## Begin Data provided

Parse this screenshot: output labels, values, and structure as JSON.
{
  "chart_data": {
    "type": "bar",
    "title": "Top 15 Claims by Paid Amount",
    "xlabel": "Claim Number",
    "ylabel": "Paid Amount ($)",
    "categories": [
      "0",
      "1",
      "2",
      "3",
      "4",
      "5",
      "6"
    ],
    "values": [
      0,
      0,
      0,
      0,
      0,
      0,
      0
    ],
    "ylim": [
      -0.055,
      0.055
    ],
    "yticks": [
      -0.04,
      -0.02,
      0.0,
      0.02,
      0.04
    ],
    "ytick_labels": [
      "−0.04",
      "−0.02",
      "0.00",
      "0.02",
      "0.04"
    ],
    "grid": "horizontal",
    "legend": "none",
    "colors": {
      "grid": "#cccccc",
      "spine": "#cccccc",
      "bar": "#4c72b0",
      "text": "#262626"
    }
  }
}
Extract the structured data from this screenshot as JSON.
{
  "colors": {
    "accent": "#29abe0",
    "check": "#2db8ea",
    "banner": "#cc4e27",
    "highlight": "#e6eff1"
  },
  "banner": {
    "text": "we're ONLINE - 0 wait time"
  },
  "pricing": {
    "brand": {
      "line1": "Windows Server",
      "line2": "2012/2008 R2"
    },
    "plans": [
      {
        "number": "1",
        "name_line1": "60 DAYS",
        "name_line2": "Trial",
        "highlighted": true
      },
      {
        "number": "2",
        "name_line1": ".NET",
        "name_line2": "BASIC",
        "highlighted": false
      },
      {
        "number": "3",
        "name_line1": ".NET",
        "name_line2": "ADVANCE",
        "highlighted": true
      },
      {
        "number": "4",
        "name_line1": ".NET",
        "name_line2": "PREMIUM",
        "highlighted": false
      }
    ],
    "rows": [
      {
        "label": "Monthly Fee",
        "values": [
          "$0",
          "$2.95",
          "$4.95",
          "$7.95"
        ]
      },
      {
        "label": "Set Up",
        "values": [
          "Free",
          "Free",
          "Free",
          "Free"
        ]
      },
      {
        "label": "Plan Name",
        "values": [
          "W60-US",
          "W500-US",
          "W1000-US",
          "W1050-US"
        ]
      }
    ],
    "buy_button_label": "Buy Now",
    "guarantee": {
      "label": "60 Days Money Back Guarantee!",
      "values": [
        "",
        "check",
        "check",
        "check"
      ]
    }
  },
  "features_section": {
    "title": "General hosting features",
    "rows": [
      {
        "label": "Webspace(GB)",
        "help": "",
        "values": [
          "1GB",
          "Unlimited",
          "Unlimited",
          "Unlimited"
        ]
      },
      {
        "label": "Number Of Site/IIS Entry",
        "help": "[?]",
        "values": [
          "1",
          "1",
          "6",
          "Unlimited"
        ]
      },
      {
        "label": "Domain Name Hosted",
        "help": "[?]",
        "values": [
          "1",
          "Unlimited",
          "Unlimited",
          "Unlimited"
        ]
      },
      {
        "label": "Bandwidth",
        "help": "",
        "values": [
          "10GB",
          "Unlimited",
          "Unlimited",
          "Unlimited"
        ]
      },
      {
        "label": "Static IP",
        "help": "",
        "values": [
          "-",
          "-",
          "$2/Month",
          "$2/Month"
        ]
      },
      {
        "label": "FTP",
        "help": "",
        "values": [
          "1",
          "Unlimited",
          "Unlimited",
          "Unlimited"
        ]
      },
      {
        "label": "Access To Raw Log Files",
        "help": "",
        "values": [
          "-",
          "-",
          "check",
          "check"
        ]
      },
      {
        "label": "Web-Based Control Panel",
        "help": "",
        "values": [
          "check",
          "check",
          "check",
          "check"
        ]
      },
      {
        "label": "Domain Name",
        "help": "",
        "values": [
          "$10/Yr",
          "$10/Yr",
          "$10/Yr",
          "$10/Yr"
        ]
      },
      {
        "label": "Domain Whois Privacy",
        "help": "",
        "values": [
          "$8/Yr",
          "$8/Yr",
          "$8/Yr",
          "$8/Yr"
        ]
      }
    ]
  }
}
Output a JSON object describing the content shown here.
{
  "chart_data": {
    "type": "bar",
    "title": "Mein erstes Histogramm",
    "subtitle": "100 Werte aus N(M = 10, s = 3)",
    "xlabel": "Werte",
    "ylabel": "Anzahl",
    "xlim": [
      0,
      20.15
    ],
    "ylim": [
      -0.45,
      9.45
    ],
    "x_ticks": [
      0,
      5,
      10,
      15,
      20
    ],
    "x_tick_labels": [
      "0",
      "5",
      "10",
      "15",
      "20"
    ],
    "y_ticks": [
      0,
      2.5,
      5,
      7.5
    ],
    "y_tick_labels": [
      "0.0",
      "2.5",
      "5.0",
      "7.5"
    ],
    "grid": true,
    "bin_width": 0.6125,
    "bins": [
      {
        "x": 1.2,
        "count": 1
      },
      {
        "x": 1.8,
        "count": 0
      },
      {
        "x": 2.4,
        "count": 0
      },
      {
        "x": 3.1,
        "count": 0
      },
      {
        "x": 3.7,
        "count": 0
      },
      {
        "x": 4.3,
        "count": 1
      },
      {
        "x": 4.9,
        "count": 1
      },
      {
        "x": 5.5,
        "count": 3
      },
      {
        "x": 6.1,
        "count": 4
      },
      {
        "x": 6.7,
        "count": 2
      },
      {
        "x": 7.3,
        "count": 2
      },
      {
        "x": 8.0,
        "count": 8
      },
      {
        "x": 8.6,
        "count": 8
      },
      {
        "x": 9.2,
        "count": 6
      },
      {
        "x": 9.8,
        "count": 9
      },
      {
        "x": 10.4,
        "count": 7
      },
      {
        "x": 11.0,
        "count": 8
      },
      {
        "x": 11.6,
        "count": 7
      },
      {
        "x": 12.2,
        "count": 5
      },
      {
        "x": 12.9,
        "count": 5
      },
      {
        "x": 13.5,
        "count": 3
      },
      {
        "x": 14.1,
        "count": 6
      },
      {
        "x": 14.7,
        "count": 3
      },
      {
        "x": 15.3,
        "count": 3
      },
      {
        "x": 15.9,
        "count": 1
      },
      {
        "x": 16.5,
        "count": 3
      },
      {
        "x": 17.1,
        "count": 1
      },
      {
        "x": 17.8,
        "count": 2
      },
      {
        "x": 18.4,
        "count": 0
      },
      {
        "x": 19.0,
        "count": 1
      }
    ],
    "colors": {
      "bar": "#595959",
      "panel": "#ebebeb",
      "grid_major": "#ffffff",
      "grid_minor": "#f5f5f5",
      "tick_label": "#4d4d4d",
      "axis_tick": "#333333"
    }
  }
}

## End Data provided

◆ **Task requirements**: Select all lines with the word "Paid" from the entries above.

◆ **Expected answer**:
    "title": "Top 15 Claims by Paid Amount",
    "ylabel": "Paid Amount ($)",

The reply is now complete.